** BEGIN **

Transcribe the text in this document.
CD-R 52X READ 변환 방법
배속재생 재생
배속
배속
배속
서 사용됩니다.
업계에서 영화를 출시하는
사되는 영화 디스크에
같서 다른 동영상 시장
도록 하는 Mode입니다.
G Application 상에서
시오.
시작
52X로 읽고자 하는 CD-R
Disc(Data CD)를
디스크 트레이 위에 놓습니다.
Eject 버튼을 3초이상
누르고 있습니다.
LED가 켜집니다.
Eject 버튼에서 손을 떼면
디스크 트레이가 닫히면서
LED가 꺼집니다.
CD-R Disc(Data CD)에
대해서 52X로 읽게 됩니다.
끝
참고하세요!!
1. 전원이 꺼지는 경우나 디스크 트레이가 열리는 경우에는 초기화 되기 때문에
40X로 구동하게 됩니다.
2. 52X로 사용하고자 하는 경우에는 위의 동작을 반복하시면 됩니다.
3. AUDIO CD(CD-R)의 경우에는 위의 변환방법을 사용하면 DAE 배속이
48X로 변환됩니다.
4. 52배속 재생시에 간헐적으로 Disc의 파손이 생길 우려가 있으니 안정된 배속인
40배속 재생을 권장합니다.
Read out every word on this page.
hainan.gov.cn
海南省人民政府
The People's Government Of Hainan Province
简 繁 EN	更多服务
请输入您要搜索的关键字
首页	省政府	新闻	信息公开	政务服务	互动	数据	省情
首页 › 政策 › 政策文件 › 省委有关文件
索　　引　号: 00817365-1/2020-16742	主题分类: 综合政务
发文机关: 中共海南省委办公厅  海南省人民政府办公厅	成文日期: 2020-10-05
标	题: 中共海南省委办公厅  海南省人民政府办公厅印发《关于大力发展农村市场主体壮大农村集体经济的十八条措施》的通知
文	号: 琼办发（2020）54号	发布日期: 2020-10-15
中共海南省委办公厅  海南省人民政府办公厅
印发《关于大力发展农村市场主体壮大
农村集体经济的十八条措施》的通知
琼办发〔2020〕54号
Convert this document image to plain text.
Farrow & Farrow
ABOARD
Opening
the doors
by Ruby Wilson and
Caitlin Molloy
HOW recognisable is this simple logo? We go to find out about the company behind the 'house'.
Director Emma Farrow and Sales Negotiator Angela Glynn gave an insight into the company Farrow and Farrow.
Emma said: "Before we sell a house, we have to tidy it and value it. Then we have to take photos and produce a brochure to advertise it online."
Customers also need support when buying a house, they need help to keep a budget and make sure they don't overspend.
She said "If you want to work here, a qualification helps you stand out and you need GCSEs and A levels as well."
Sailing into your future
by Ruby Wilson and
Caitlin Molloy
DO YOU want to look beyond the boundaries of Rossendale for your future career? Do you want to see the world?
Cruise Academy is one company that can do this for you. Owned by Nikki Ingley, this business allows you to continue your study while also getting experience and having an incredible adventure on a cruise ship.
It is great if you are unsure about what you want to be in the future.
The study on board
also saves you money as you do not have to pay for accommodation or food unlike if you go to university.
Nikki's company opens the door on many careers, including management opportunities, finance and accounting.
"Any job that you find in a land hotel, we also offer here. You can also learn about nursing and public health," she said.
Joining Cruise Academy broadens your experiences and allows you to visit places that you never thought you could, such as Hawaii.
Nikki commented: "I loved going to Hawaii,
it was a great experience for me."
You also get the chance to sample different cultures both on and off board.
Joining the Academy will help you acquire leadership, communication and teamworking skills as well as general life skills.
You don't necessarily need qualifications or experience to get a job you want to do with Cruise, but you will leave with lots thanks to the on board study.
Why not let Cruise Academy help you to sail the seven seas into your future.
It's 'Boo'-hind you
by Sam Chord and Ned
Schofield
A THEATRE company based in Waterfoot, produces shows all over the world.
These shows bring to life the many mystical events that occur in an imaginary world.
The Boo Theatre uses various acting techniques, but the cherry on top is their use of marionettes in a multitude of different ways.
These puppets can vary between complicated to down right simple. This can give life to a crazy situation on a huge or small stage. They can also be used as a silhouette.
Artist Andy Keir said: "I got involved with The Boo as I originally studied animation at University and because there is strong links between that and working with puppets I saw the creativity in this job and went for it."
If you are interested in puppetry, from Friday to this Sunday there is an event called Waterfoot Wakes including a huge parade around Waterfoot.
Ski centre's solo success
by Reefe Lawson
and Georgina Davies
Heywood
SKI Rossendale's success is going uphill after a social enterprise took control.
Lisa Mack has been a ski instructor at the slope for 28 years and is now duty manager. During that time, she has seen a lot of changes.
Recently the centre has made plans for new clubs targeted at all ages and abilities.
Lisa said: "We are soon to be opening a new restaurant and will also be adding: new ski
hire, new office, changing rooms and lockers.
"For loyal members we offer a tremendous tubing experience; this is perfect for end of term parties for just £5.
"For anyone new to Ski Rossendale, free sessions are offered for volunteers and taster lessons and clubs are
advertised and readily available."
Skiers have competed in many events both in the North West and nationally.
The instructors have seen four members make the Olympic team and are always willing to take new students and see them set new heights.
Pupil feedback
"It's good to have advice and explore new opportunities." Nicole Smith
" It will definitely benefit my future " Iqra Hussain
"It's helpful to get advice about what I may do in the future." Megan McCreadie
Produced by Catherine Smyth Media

** END **

### Required work
Find the lines above holding the word "house" and show them.

### Completed task
HOW recognisable is this simple logo? We go to find out about the company behind the 'house'.
Emma said: "Before we sell a house, we have to tidy it and value it. Then we have to take photos and produce a brochure to advertise it online."
Customers also need support when buying a house, they need help to keep a budget and make sure they don't overspend.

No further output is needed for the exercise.